Task directions – Repeat all of the material exactly as given.

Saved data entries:
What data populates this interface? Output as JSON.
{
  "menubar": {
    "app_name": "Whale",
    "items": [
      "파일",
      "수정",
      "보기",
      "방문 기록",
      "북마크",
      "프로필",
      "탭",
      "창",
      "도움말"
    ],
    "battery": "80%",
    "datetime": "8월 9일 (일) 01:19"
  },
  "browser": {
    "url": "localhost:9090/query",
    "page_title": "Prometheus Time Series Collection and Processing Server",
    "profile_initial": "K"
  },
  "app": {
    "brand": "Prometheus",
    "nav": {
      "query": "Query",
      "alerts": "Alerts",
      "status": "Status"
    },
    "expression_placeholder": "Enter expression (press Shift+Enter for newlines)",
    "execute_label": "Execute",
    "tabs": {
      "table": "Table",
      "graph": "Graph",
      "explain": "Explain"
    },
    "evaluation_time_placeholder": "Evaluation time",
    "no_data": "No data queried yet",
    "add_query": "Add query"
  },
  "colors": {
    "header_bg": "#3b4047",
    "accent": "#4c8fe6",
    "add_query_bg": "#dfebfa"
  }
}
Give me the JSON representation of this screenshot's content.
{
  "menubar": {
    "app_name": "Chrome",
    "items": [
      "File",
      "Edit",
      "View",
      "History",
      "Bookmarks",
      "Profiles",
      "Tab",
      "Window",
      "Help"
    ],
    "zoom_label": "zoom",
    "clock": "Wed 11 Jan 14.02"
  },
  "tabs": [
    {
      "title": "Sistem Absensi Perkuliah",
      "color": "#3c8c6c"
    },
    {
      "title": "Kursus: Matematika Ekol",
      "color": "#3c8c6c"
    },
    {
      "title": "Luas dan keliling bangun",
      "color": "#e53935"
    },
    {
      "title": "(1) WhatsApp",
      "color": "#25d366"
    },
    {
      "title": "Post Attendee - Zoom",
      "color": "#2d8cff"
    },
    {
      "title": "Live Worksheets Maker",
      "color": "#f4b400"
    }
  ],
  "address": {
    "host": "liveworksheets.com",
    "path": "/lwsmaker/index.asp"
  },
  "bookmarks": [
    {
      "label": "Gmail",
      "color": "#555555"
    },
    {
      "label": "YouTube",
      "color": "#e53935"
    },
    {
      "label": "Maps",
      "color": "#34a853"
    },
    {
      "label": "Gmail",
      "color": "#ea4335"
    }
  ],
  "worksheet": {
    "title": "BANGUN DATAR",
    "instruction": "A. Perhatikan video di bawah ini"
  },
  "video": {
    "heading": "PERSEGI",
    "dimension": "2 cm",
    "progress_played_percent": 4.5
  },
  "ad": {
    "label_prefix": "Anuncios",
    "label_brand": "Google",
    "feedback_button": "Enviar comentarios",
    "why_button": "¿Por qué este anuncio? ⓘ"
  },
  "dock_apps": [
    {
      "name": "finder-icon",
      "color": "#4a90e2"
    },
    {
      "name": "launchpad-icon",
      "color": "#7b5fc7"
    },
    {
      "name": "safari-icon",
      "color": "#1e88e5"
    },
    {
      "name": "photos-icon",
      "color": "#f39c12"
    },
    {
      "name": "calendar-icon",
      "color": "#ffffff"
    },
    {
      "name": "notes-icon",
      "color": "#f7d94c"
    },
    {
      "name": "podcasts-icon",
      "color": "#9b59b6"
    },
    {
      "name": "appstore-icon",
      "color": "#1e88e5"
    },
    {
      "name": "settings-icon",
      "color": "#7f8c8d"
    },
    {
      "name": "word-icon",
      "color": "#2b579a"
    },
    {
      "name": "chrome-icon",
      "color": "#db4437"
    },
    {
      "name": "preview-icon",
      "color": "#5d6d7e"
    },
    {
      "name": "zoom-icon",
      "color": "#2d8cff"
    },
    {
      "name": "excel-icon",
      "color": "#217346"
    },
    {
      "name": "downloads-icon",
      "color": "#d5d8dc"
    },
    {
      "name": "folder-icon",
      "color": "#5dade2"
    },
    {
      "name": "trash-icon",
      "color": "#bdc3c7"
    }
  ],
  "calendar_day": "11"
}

Task result –
What data populates this interface? Output as JSON.
{
  "menubar": {
    "app_name": "Whale",
    "items": [
      "파일",
      "수정",
      "보기",
      "방문 기록",
      "북마크",
      "프로필",
      "탭",
      "창",
      "도움말"
    ],
    "battery": "80%",
    "datetime": "8월 9일 (일) 01:19"
  },
  "browser": {
    "url": "localhost:9090/query",
    "page_title": "Prometheus Time Series Collection and Processing Server",
    "profile_initial": "K"
  },
  "app": {
    "brand": "Prometheus",
    "nav": {
      "query": "Query",
      "alerts": "Alerts",
      "status": "Status"
    },
    "expression_placeholder": "Enter expression (press Shift+Enter for newlines)",
    "execute_label": "Execute",
    "tabs": {
      "table": "Table",
      "graph": "Graph",
      "explain": "Explain"
    },
    "evaluation_time_placeholder": "Evaluation time",
    "no_data": "No data queried yet",
    "add_query": "Add query"
  },
  "colors": {
    "header_bg": "#3b4047",
    "accent": "#4c8fe6",
    "add_query_bg": "#dfebfa"
  }
}
Give me the JSON representation of this screenshot's content.
{
  "menubar": {
    "app_name": "Chrome",
    "items": [
      "File",
      "Edit",
      "View",
      "History",
      "Bookmarks",
      "Profiles",
      "Tab",
      "Window",
      "Help"
    ],
    "zoom_label": "zoom",
    "clock": "Wed 11 Jan 14.02"
  },
  "tabs": [
    {
      "title": "Sistem Absensi Perkuliah",
      "color": "#3c8c6c"
    },
    {
      "title": "Kursus: Matematika Ekol",
      "color": "#3c8c6c"
    },
    {
      "title": "Luas dan keliling bangun",
      "color": "#e53935"
    },
    {
      "title": "(1) WhatsApp",
      "color": "#25d366"
    },
    {
      "title": "Post Attendee - Zoom",
      "color": "#2d8cff"
    },
    {
      "title": "Live Worksheets Maker",
      "color": "#f4b400"
    }
  ],
  "address": {
    "host": "liveworksheets.com",
    "path": "/lwsmaker/index.asp"
  },
  "bookmarks": [
    {
      "label": "Gmail",
      "color": "#555555"
    },
    {
      "label": "YouTube",
      "color": "#e53935"
    },
    {
      "label": "Maps",
      "color": "#34a853"
    },
    {
      "label": "Gmail",
      "color": "#ea4335"
    }
  ],
  "worksheet": {
    "title": "BANGUN DATAR",
    "instruction": "A. Perhatikan video di bawah ini"
  },
  "video": {
    "heading": "PERSEGI",
    "dimension": "2 cm",
    "progress_played_percent": 4.5
  },
  "ad": {
    "label_prefix": "Anuncios",
    "label_brand": "Google",
    "feedback_button": "Enviar comentarios",
    "why_button": "¿Por qué este anuncio? ⓘ"
  },
  "dock_apps": [
    {
      "name": "finder-icon",
      "color": "#4a90e2"
    },
    {
      "name": "launchpad-icon",
      "color": "#7b5fc7"
    },
    {
      "name": "safari-icon",
      "color": "#1e88e5"
    },
    {
      "name": "photos-icon",
      "color": "#f39c12"
    },
    {
      "name": "calendar-icon",
      "color": "#ffffff"
    },
    {
      "name": "notes-icon",
      "color": "#f7d94c"
    },
    {
      "name": "podcasts-icon",
      "color": "#9b59b6"
    },
    {
      "name": "appstore-icon",
      "color": "#1e88e5"
    },
    {
      "name": "settings-icon",
      "color": "#7f8c8d"
    },
    {
      "name": "word-icon",
      "color": "#2b579a"
    },
    {
      "name": "chrome-icon",
      "color": "#db4437"
    },
    {
      "name": "preview-icon",
      "color": "#5d6d7e"
    },
    {
      "name": "zoom-icon",
      "color": "#2d8cff"
    },
    {
      "name": "excel-icon",
      "color": "#217346"
    },
    {
      "name": "downloads-icon",
      "color": "#d5d8dc"
    },
    {
      "name": "folder-icon",
      "color": "#5dade2"
    },
    {
      "name": "trash-icon",
      "color": "#bdc3c7"
    }
  ],
  "calendar_day": "11"
}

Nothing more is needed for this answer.